== THE DATA
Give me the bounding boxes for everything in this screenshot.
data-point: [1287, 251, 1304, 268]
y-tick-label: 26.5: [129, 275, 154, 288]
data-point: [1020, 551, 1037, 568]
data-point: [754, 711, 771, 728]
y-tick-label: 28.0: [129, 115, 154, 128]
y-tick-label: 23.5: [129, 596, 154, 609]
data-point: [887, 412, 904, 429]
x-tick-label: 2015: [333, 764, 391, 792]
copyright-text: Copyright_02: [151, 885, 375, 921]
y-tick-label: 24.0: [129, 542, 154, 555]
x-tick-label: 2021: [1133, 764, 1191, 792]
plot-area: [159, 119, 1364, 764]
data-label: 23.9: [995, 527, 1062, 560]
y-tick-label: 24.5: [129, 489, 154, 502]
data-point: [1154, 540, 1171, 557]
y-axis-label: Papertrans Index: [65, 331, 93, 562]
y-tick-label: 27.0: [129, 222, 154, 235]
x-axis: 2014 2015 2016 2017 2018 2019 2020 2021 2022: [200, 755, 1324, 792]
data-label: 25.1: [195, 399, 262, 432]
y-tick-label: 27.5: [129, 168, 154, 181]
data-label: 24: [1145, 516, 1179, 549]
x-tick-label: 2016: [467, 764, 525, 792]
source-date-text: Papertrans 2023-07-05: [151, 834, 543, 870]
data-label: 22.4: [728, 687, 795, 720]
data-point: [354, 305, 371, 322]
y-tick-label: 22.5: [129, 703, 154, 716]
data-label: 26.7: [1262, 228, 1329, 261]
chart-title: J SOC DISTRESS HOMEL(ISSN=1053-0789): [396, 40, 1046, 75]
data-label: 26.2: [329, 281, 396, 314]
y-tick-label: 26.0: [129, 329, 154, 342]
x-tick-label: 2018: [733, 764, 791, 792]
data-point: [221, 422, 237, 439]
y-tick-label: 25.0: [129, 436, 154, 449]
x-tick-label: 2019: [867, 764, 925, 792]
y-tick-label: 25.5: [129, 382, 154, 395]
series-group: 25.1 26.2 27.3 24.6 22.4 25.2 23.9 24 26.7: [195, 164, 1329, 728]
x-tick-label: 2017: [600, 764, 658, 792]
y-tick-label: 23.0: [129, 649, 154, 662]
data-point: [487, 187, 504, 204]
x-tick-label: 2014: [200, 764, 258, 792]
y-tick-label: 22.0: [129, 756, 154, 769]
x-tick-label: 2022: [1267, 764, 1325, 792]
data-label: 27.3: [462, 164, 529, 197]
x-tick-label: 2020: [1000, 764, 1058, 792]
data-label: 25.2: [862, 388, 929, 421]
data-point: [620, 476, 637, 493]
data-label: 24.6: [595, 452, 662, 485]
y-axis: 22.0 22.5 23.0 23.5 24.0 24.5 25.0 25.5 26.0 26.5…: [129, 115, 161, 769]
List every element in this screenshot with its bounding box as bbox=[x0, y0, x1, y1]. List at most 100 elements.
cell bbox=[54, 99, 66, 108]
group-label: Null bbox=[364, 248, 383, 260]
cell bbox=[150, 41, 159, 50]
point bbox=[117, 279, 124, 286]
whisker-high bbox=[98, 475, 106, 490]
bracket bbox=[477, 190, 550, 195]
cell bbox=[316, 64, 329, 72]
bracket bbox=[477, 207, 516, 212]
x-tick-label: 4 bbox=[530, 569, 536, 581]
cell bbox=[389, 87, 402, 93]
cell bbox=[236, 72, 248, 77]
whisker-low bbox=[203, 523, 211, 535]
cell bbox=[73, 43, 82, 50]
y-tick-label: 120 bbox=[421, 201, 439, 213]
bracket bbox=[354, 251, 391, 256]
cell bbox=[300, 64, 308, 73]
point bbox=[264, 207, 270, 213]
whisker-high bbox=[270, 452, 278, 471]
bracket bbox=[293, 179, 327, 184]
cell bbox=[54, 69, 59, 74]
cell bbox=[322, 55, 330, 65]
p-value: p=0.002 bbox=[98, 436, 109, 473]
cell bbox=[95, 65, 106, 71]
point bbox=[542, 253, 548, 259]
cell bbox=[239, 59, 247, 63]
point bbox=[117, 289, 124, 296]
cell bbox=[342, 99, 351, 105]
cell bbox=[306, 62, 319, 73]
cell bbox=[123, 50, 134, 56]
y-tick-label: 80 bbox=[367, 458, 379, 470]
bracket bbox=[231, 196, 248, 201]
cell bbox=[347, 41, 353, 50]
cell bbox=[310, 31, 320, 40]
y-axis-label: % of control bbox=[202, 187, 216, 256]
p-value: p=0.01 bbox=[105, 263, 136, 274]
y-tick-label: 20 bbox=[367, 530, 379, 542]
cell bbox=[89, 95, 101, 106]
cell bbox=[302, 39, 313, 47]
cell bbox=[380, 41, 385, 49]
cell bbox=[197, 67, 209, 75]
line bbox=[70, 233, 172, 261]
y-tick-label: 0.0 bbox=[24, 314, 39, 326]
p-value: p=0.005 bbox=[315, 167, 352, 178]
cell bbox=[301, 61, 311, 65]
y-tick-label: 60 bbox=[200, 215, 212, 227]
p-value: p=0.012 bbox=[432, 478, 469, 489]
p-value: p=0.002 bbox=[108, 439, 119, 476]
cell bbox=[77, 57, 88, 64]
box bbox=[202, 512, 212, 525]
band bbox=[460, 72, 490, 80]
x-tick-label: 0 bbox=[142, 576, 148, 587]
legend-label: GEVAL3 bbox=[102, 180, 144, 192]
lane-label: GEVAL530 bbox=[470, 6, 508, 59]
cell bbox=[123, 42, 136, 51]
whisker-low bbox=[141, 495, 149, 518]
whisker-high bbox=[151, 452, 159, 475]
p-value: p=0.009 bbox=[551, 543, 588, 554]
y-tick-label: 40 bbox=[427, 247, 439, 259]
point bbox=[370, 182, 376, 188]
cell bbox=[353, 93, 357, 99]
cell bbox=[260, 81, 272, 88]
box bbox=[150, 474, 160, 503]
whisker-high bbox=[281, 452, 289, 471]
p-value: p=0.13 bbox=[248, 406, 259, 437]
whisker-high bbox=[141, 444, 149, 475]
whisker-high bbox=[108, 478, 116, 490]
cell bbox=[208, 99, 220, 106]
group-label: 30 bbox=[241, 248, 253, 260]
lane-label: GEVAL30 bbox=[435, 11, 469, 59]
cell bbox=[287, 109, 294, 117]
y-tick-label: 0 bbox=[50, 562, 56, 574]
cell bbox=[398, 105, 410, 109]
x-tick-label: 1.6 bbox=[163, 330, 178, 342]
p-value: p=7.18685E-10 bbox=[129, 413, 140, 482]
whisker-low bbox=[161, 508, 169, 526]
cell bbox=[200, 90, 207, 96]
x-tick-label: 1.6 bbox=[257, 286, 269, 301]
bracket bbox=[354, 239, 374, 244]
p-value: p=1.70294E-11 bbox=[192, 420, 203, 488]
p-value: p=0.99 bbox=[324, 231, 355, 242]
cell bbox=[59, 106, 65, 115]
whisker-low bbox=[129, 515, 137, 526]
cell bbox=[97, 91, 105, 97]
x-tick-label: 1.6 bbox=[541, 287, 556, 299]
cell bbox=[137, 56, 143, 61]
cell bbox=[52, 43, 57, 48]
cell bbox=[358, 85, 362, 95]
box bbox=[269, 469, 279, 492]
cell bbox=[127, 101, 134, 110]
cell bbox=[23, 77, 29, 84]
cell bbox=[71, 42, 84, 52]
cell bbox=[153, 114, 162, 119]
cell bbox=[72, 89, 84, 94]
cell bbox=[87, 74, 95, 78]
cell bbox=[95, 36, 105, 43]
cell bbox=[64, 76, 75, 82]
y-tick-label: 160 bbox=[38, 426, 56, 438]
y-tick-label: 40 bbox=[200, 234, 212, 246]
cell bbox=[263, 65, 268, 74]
====
Convert the lines of all the items above into a JSON list of strings, with one string per line and no entries for blank lines.

[
  "Give me the bounding boxes for everything in this screenshot.",
  "data-point: [1287, 251, 1304, 268]",
  "y-tick-label: 26.5: [129, 275, 154, 288]",
  "data-point: [1020, 551, 1037, 568]",
  "data-point: [754, 711, 771, 728]",
  "y-tick-label: 28.0: [129, 115, 154, 128]",
  "y-tick-label: 23.5: [129, 596, 154, 609]",
  "data-point: [887, 412, 904, 429]",
  "x-tick-label: 2015: [333, 764, 391, 792]",
  "copyright-text: Copyright_02: [151, 885, 375, 921]",
  "y-tick-label: 24.0: [129, 542, 154, 555]",
  "x-tick-label: 2021: [1133, 764, 1191, 792]",
  "plot-area: [159, 119, 1364, 764]",
  "data-label: 23.9: [995, 527, 1062, 560]",
  "y-tick-label: 24.5: [129, 489, 154, 502]",
  "data-point: [1154, 540, 1171, 557]",
  "y-axis-label: Papertrans Index: [65, 331, 93, 562]",
  "y-tick-label: 27.0: [129, 222, 154, 235]",
  "x-axis: 2014 2015 2016 2017 2018 2019 2020 2021 2022: [200, 755, 1324, 792]",
  "data-label: 25.1: [195, 399, 262, 432]",
  "y-tick-label: 27.5: [129, 168, 154, 181]",
  "data-label: 24: [1145, 516, 1179, 549]",
  "x-tick-label: 2016: [467, 764, 525, 792]",
  "source-date-text: Papertrans 2023-07-05: [151, 834, 543, 870]",
  "data-label: 22.4: [728, 687, 795, 720]",
  "data-point: [354, 305, 371, 322]",
  "y-tick-label: 22.5: [129, 703, 154, 716]",
  "data-label: 26.7: [1262, 228, 1329, 261]",
  "chart-title: J SOC DISTRESS HOMEL(ISSN=1053-0789): [396, 40, 1046, 75]",
  "data-label: 26.2: [329, 281, 396, 314]",
  "y-tick-label: 26.0: [129, 329, 154, 342]",
  "x-tick-label: 2018: [733, 764, 791, 792]",
  "data-point: [221, 422, 237, 439]",
  "y-tick-label: 25.0: [129, 436, 154, 449]",
  "x-tick-label: 2019: [867, 764, 925, 792]",
  "y-tick-label: 25.5: [129, 382, 154, 395]",
  "series-group: 25.1 26.2 27.3 24.6 22.4 25.2 23.9 24 26.7: [195, 164, 1329, 728]",
  "x-tick-label: 2017: [600, 764, 658, 792]",
  "y-tick-label: 23.0: [129, 649, 154, 662]",
  "data-point: [487, 187, 504, 204]",
  "x-tick-label: 2014: [200, 764, 258, 792]",
  "y-tick-label: 22.0: [129, 756, 154, 769]",
  "x-tick-label: 2022: [1267, 764, 1325, 792]",
  "data-label: 27.3: [462, 164, 529, 197]",
  "x-tick-label: 2020: [1000, 764, 1058, 792]",
  "data-label: 25.2: [862, 388, 929, 421]",
  "data-point: [620, 476, 637, 493]",
  "data-label: 24.6: [595, 452, 662, 485]",
  "y-axis: 22.0 22.5 23.0 23.5 24.0 24.5 25.0 25.5 26.0 26.5…: [129, 115, 161, 769]",
  "List every element in this screenshot with its bounding box as bbox=[x0, y0, x1, y1]. List at most 100 elements.",
  "cell bbox=[54, 99, 66, 108]",
  "group-label: Null bbox=[364, 248, 383, 260]",
  "cell bbox=[150, 41, 159, 50]",
  "point bbox=[117, 279, 124, 286]",
  "whisker-high bbox=[98, 475, 106, 490]",
  "bracket bbox=[477, 190, 550, 195]",
  "cell bbox=[316, 64, 329, 72]",
  "bracket bbox=[477, 207, 516, 212]",
  "x-tick-label: 4 bbox=[530, 569, 536, 581]",
  "cell bbox=[389, 87, 402, 93]",
  "cell bbox=[236, 72, 248, 77]",
  "whisker-low bbox=[203, 523, 211, 535]",
  "cell bbox=[73, 43, 82, 50]",
  "y-tick-label: 120 bbox=[421, 201, 439, 213]",
  "bracket bbox=[354, 251, 391, 256]",
  "cell bbox=[300, 64, 308, 73]",
  "point bbox=[264, 207, 270, 213]",
  "whisker-high bbox=[270, 452, 278, 471]",
  "bracket bbox=[293, 179, 327, 184]",
  "cell bbox=[54, 69, 59, 74]",
  "cell bbox=[322, 55, 330, 65]",
  "p-value: p=0.002 bbox=[98, 436, 109, 473]",
  "cell bbox=[95, 65, 106, 71]",
  "point bbox=[542, 253, 548, 259]",
  "cell bbox=[239, 59, 247, 63]",
  "point bbox=[117, 289, 124, 296]",
  "cell bbox=[342, 99, 351, 105]",
  "cell bbox=[306, 62, 319, 73]",
  "cell bbox=[123, 50, 134, 56]",
  "y-tick-label: 80 bbox=[367, 458, 379, 470]",
  "bracket bbox=[231, 196, 248, 201]",
  "cell bbox=[347, 41, 353, 50]",
  "cell bbox=[310, 31, 320, 40]",
  "y-axis-label: % of control bbox=[202, 187, 216, 256]",
  "p-value: p=0.01 bbox=[105, 263, 136, 274]",
  "y-tick-label: 20 bbox=[367, 530, 379, 542]",
  "cell bbox=[89, 95, 101, 106]",
  "cell bbox=[302, 39, 313, 47]",
  "cell bbox=[380, 41, 385, 49]",
  "cell bbox=[197, 67, 209, 75]",
  "line bbox=[70, 233, 172, 261]",
  "y-tick-label: 0.0 bbox=[24, 314, 39, 326]",
  "p-value: p=0.005 bbox=[315, 167, 352, 178]",
  "cell bbox=[301, 61, 311, 65]",
  "y-tick-label: 60 bbox=[200, 215, 212, 227]",
  "p-value: p=0.012 bbox=[432, 478, 469, 489]",
  "p-value: p=0.002 bbox=[108, 439, 119, 476]",
  "cell bbox=[77, 57, 88, 64]",
  "box bbox=[202, 512, 212, 525]",
  "band bbox=[460, 72, 490, 80]",
  "x-tick-label: 0 bbox=[142, 576, 148, 587]",
  "legend-label: GEVAL3 bbox=[102, 180, 144, 192]",
  "lane-label: GEVAL530 bbox=[470, 6, 508, 59]",
  "cell bbox=[123, 42, 136, 51]",
  "whisker-low bbox=[141, 495, 149, 518]",
  "whisker-high bbox=[151, 452, 159, 475]",
  "p-value: p=0.009 bbox=[551, 543, 588, 554]",
  "y-tick-label: 40 bbox=[427, 247, 439, 259]",
  "point bbox=[370, 182, 376, 188]",
  "cell bbox=[353, 93, 357, 99]",
  "cell bbox=[260, 81, 272, 88]",
  "box bbox=[150, 474, 160, 503]",
  "whisker-high bbox=[281, 452, 289, 471]",
  "p-value: p=0.13 bbox=[248, 406, 259, 437]",
  "whisker-high bbox=[141, 444, 149, 475]",
  "whisker-high bbox=[108, 478, 116, 490]",
  "cell bbox=[208, 99, 220, 106]",
  "group-label: 30 bbox=[241, 248, 253, 260]",
  "lane-label: GEVAL30 bbox=[435, 11, 469, 59]",
  "cell bbox=[287, 109, 294, 117]",
  "y-tick-label: 0 bbox=[50, 562, 56, 574]",
  "cell bbox=[398, 105, 410, 109]",
  "x-tick-label: 1.6 bbox=[163, 330, 178, 342]",
  "p-value: p=7.18685E-10 bbox=[129, 413, 140, 482]",
  "whisker-low bbox=[161, 508, 169, 526]",
  "cell bbox=[200, 90, 207, 96]",
  "x-tick-label: 1.6 bbox=[257, 286, 269, 301]",
  "bracket bbox=[354, 239, 374, 244]",
  "p-value: p=1.70294E-11 bbox=[192, 420, 203, 488]",
  "p-value: p=0.99 bbox=[324, 231, 355, 242]",
  "cell bbox=[59, 106, 65, 115]",
  "whisker-low bbox=[129, 515, 137, 526]",
  "cell bbox=[97, 91, 105, 97]",
  "x-tick-label: 1.6 bbox=[541, 287, 556, 299]",
  "cell bbox=[137, 56, 143, 61]",
  "cell bbox=[52, 43, 57, 48]",
  "cell bbox=[358, 85, 362, 95]",
  "box bbox=[269, 469, 279, 492]",
  "cell bbox=[127, 101, 134, 110]",
  "cell bbox=[23, 77, 29, 84]",
  "cell bbox=[71, 42, 84, 52]",
  "cell bbox=[153, 114, 162, 119]",
  "cell bbox=[72, 89, 84, 94]",
  "cell bbox=[87, 74, 95, 78]",
  "cell bbox=[95, 36, 105, 43]",
  "cell bbox=[64, 76, 75, 82]",
  "y-tick-label: 160 bbox=[38, 426, 56, 438]",
  "y-tick-label: 40 bbox=[200, 234, 212, 246]",
  "cell bbox=[263, 65, 268, 74]"
]